PROBLEM STATEMENT. Present the following data again exactly as it is shown.

(Records that describe figures)
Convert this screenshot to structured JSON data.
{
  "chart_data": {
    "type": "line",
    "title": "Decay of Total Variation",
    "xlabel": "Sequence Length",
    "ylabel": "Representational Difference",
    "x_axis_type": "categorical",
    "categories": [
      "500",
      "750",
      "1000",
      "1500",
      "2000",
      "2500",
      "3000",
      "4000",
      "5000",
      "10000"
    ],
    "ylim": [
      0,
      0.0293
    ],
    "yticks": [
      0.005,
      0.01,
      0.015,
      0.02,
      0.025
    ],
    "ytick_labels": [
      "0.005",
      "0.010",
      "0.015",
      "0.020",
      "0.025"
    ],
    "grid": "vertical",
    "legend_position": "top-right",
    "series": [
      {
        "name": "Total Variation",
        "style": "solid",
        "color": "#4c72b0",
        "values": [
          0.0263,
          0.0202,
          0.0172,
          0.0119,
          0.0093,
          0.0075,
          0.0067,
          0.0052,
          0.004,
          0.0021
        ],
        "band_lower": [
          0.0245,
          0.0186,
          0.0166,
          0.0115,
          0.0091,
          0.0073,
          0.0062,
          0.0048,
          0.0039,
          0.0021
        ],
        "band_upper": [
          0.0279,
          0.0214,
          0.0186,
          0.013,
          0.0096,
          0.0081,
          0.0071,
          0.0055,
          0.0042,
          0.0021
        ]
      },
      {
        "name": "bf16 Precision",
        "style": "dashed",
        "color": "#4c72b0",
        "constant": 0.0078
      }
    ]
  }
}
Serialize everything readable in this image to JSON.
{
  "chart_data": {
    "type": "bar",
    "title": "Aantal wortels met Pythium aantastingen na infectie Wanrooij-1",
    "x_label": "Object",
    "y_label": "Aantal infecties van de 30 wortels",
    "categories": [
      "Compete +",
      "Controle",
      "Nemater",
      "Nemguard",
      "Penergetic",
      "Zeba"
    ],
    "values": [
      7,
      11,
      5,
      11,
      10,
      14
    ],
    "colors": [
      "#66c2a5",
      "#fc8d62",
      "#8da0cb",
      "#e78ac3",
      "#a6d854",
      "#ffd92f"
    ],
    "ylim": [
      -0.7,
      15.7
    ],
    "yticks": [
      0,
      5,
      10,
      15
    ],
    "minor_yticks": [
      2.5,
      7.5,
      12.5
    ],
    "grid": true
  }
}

ANSWER BELOW.
Convert this screenshot to structured JSON data.
{
  "chart_data": {
    "type": "line",
    "title": "Decay of Total Variation",
    "xlabel": "Sequence Length",
    "ylabel": "Representational Difference",
    "x_axis_type": "categorical",
    "categories": [
      "500",
      "750",
      "1000",
      "1500",
      "2000",
      "2500",
      "3000",
      "4000",
      "5000",
      "10000"
    ],
    "ylim": [
      0,
      0.0293
    ],
    "yticks": [
      0.005,
      0.01,
      0.015,
      0.02,
      0.025
    ],
    "ytick_labels": [
      "0.005",
      "0.010",
      "0.015",
      "0.020",
      "0.025"
    ],
    "grid": "vertical",
    "legend_position": "top-right",
    "series": [
      {
        "name": "Total Variation",
        "style": "solid",
        "color": "#4c72b0",
        "values": [
          0.0263,
          0.0202,
          0.0172,
          0.0119,
          0.0093,
          0.0075,
          0.0067,
          0.0052,
          0.004,
          0.0021
        ],
        "band_lower": [
          0.0245,
          0.0186,
          0.0166,
          0.0115,
          0.0091,
          0.0073,
          0.0062,
          0.0048,
          0.0039,
          0.0021
        ],
        "band_upper": [
          0.0279,
          0.0214,
          0.0186,
          0.013,
          0.0096,
          0.0081,
          0.0071,
          0.0055,
          0.0042,
          0.0021
        ]
      },
      {
        "name": "bf16 Precision",
        "style": "dashed",
        "color": "#4c72b0",
        "constant": 0.0078
      }
    ]
  }
}
Serialize everything readable in this image to JSON.
{
  "chart_data": {
    "type": "bar",
    "title": "Aantal wortels met Pythium aantastingen na infectie Wanrooij-1",
    "x_label": "Object",
    "y_label": "Aantal infecties van de 30 wortels",
    "categories": [
      "Compete +",
      "Controle",
      "Nemater",
      "Nemguard",
      "Penergetic",
      "Zeba"
    ],
    "values": [
      7,
      11,
      5,
      11,
      10,
      14
    ],
    "colors": [
      "#66c2a5",
      "#fc8d62",
      "#8da0cb",
      "#e78ac3",
      "#a6d854",
      "#ffd92f"
    ],
    "ylim": [
      -0.7,
      15.7
    ],
    "yticks": [
      0,
      5,
      10,
      15
    ],
    "minor_yticks": [
      2.5,
      7.5,
      12.5
    ],
    "grid": true
  }
}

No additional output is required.